▶ SOURCE TEXT
The cheap Apple phone problem

The idea of a cheaper iPhone has been around almost as long as the iPhone itself. Apple sells the previous and previous-but-one models at discounts (currently the iPhone 4 at $450 and the iPhone 4S at $550 before subsidies), but even these prices are high-end in the context of the overall market. They do little to address prepay markets (half of European users), nor China, where outside of the 100m or so people who can afford luxury goods $150 (unsubsidised) is the hot price for Android. There are good-quality Android devices for $300, perfectly acceptable ones for $150 and I expect the price for usable models to push well below $100 in the course of 2013 (I'll be spending a lot of MWC looking at this part of the industry). This is a large, unaddressed market that Apple could be serving with a good product and, so far, it is not. 

There are really three widely-discussed sets of questions about what a cheap Apple phone might be: 

  • Would it target $300 (mainstream smartphones), $150-200 (top end of prepay) or even go below $150, potentially even without iOS, to target mass-market prepay?
  • How would Apple segment it, minimising both cannibalisation of the existing line and fragmentation of the platform? This was easy with iPods (less storage) but the options for a phone are less obvious
  • How would Apple meet its own benchmarks of quality over price while hitting a price 50% or more lower and margins of, say, 25-30% (similar to the iPad Mini and in line with what Nokia used to achieve)?

I have no particular angle on how Apple might approach this, though I tend towards the lower price school of thought, but what ultimately matters is how many devices Apple could sell, and how much money it could make, presuming it did put such a product on the market. 

450m phones* were sold globally in Q4 2012, for about $80-85bn (Apple had $30.7bn of that). 48m were iPhones and maybe 150m were Androids. Around 150-175m were sold for between $100 and $600, the widest brackets of what Apple might target, for $30-$40bn. (The mix within this is very changeable, since the capabilities of phones at different price points are changing fast.)

▶ WHAT TO WORK ON
**1.** In the article on the cheap Apple phone, what share of European users are in prepay markets?
**2.** For each statement, say whether the article on the cheap Apple phone agrees with it, giving yes or no and quoting the deciding words: (a) Apple sells the iPhone 4S at $550 before subsidies. (b) The writer leans toward a higher price for a cheap Apple phone. (c) Apple took $30.7bn of global phone revenue in Q4 2012.
The material that comes next has no connection to the text above.

▶ DATASET CONTENT
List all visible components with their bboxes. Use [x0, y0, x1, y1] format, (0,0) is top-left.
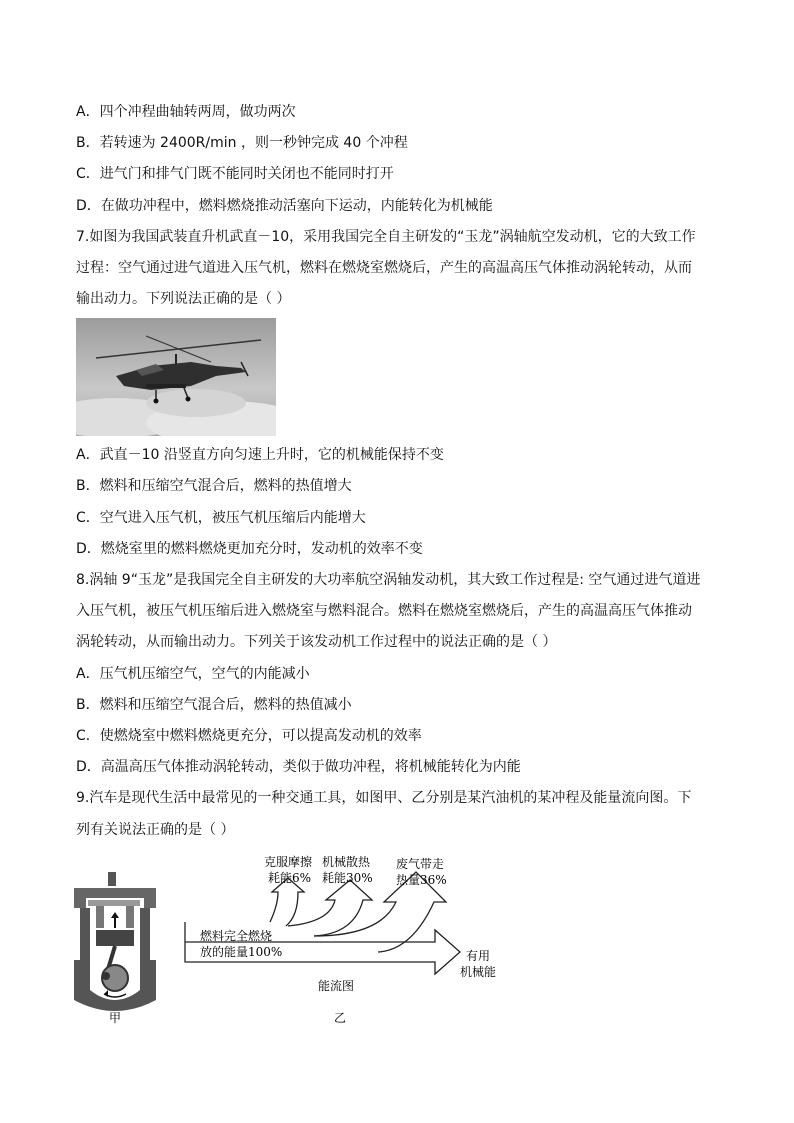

▶ SOLUTIONS IN ORDER
**1.** Half of European users.

**2.**
(a) Yes: "the iPhone 4S at $550 before subsidies"
(b) No: "I tend towards the lower price school of thought"
(c) Yes: "(Apple had $30.7bn of that)"